What is required: Find every line in the records below that holds the word "Start", and copy it out.

Collected data:
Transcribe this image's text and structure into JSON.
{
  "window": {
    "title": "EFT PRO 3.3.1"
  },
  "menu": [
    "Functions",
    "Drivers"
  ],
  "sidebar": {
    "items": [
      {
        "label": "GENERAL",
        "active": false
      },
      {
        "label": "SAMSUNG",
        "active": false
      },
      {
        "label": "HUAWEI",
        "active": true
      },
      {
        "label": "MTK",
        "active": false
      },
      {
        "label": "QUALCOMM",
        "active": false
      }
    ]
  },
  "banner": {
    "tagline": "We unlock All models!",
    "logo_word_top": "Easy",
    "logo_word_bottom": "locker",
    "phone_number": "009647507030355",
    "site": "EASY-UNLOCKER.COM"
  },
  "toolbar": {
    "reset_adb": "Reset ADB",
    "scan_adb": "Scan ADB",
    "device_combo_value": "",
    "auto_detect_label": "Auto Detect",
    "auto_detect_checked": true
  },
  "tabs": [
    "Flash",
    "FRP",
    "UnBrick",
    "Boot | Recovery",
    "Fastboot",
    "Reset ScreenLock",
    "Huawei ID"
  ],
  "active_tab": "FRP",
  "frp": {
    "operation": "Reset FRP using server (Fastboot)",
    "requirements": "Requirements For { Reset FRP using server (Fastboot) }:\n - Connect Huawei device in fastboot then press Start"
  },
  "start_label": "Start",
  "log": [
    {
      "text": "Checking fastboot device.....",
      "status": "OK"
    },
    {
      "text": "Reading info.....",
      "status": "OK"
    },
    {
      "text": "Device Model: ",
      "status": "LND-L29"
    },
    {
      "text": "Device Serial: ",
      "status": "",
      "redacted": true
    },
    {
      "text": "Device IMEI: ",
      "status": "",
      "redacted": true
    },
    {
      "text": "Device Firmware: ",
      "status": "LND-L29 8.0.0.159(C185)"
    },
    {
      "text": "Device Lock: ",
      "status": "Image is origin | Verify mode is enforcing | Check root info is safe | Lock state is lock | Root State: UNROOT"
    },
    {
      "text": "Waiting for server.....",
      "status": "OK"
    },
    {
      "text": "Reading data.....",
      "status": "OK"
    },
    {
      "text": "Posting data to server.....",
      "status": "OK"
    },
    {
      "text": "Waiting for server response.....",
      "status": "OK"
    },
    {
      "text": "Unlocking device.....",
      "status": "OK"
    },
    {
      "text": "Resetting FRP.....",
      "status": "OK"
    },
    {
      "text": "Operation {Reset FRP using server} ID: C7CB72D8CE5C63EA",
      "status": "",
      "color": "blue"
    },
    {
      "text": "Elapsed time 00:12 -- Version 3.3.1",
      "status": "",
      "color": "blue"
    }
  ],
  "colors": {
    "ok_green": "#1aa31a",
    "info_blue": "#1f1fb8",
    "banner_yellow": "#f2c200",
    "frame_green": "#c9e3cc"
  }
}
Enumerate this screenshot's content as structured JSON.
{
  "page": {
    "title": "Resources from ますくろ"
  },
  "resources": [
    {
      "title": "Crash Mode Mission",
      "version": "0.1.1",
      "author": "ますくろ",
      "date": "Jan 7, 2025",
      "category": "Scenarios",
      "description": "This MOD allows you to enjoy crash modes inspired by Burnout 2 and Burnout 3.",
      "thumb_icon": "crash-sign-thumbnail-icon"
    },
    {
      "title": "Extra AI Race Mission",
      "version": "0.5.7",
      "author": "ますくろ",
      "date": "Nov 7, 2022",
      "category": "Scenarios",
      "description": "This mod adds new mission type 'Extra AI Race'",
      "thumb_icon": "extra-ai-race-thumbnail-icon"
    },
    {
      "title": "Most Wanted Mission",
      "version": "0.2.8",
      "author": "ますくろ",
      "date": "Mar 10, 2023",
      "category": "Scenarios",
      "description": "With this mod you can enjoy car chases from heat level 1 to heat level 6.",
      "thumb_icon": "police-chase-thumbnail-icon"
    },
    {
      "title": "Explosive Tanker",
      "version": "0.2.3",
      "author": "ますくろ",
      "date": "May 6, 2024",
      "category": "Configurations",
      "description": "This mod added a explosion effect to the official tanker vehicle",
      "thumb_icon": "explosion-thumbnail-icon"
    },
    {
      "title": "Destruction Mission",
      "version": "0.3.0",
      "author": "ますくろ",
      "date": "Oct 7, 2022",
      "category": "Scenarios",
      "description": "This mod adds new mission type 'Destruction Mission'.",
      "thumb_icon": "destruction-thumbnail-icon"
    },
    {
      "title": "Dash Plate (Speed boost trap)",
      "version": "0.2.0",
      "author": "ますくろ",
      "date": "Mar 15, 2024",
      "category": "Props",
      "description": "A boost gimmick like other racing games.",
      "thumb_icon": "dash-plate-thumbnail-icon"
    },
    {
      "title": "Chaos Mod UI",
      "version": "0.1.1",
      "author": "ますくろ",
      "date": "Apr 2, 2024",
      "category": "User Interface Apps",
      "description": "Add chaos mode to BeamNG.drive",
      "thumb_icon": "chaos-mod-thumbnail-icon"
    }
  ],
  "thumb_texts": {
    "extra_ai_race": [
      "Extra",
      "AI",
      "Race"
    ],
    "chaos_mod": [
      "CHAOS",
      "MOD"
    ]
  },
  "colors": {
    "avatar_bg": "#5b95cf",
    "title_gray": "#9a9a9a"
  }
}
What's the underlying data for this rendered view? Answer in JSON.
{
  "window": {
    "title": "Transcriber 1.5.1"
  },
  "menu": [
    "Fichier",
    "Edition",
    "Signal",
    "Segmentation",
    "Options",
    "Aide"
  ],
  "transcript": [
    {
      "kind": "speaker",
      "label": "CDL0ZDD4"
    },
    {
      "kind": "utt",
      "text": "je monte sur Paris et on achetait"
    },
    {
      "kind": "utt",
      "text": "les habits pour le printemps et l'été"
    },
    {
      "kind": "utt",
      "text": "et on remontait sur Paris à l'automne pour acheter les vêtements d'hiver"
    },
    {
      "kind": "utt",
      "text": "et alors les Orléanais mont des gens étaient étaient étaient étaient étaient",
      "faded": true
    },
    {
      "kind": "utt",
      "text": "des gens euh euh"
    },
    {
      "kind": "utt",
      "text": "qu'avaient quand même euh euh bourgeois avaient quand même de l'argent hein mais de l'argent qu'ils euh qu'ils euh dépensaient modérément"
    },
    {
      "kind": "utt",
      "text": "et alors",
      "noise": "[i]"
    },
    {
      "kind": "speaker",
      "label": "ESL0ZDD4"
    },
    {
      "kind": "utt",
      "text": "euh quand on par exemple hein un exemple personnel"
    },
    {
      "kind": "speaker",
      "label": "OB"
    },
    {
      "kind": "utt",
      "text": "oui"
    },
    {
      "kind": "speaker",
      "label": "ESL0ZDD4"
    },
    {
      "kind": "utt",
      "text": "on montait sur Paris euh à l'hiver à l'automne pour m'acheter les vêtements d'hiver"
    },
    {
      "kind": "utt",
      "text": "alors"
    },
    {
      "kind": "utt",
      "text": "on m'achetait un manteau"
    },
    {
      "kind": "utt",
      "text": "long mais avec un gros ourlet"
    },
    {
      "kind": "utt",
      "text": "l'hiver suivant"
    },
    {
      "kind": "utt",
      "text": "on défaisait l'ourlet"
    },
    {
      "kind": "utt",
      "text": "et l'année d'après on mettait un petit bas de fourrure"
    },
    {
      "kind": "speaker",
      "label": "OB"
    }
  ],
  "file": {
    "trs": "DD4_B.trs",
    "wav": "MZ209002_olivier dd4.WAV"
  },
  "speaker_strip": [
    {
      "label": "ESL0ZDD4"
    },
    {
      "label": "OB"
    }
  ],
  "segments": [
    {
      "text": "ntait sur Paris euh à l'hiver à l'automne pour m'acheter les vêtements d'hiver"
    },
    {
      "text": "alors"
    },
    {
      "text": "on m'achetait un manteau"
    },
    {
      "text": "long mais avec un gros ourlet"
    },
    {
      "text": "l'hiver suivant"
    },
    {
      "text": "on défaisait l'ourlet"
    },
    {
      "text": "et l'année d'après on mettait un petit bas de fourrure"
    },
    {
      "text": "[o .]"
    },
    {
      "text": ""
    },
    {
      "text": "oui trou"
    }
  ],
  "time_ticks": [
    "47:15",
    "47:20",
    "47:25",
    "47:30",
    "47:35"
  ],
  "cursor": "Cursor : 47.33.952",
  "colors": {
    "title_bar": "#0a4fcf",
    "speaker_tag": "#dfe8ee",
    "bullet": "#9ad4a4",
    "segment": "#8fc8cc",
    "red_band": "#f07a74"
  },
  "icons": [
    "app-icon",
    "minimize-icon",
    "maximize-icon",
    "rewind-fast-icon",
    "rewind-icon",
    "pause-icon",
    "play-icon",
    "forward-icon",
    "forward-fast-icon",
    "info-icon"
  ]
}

Response to this exercise:
    "requirements": "Requirements For { Reset FRP using server (Fastboot) }:\n - Connect Huawei device in fastboot then press Start"
  "start_label": "Start",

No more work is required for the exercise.